### Exercise brief
Count how many lines of the data include "Normalised". The answer is that number and nothing else.

(Records from a collection of figures)
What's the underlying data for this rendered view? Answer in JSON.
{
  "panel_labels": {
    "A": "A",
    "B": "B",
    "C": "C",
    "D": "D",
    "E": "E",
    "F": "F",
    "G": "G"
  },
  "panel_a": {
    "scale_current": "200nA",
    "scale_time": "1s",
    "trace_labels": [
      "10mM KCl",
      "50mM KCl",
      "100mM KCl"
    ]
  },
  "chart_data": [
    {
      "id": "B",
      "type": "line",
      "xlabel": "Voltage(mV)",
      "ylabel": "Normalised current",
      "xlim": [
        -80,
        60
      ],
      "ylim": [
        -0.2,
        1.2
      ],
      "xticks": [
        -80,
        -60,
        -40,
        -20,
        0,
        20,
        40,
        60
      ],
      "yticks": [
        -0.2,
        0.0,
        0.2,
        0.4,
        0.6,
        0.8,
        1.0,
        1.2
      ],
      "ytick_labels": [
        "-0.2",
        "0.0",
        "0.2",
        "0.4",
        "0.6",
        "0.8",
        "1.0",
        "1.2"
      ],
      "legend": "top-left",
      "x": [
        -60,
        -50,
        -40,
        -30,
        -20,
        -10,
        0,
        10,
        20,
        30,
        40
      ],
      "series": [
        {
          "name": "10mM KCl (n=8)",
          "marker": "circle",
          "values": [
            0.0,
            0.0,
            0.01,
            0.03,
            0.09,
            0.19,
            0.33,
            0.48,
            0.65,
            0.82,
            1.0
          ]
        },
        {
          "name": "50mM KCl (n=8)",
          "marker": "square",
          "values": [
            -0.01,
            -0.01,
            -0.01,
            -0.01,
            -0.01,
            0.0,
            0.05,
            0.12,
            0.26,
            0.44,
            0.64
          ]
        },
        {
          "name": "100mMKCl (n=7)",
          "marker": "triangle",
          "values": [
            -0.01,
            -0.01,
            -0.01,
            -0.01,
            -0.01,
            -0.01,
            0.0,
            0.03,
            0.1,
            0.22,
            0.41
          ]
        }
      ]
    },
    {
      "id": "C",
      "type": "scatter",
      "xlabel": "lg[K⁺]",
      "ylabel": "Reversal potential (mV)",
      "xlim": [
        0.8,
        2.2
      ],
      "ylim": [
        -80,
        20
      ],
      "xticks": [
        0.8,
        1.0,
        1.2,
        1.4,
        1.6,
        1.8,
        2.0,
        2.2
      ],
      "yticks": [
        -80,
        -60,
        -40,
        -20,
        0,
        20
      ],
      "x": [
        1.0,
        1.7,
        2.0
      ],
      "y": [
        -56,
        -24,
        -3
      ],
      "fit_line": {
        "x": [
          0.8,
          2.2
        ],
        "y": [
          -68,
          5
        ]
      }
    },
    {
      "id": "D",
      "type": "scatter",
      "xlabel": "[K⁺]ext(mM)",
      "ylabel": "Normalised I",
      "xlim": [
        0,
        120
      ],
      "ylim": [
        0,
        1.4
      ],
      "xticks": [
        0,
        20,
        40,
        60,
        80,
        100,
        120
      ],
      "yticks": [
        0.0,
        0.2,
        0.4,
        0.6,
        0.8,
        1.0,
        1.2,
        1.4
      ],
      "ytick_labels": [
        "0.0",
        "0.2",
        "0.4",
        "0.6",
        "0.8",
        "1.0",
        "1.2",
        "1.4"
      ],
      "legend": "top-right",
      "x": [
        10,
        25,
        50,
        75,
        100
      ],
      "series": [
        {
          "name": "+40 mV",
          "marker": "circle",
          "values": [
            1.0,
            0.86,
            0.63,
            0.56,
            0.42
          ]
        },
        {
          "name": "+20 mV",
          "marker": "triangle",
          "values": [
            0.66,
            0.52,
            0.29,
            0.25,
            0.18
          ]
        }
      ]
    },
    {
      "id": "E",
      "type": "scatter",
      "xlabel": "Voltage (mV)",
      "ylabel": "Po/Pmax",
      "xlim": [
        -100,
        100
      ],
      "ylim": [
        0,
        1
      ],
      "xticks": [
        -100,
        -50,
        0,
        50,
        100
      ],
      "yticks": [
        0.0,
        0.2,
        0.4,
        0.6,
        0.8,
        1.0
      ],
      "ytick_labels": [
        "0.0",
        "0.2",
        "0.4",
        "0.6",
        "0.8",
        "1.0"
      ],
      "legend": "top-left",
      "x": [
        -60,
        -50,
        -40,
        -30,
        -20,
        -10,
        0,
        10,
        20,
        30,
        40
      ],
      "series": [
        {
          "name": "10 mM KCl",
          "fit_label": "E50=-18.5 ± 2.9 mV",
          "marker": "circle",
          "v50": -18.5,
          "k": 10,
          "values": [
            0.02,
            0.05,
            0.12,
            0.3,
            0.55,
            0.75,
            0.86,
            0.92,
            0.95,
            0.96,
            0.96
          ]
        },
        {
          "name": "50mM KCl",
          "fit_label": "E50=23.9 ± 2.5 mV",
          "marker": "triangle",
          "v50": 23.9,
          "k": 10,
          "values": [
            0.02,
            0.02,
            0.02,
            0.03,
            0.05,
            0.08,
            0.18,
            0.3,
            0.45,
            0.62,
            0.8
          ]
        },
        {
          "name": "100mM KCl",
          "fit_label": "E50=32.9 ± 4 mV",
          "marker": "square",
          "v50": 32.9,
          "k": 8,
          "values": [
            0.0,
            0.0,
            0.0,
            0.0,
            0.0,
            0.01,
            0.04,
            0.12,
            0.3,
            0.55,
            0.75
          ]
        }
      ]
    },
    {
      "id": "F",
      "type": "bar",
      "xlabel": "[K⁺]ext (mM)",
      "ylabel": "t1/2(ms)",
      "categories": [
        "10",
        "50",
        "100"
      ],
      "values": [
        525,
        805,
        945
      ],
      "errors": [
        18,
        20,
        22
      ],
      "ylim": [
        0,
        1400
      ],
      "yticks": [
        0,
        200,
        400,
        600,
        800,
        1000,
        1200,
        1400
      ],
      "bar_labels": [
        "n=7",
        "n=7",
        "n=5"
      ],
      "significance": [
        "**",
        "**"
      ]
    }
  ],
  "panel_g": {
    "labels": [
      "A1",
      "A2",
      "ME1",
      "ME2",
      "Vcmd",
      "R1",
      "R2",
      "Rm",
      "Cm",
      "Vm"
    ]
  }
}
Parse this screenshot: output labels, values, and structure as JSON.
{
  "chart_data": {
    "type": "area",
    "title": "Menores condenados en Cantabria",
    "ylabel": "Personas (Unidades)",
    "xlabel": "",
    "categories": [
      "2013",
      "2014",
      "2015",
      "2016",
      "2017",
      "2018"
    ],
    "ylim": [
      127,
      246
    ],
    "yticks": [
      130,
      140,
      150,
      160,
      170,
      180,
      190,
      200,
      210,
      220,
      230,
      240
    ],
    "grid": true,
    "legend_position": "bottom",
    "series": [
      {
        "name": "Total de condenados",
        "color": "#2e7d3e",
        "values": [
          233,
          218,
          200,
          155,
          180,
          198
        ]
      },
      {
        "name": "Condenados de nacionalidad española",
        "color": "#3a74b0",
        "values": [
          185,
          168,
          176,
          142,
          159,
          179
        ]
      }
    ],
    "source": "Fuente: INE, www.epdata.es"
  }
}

### Solution for this exercise
2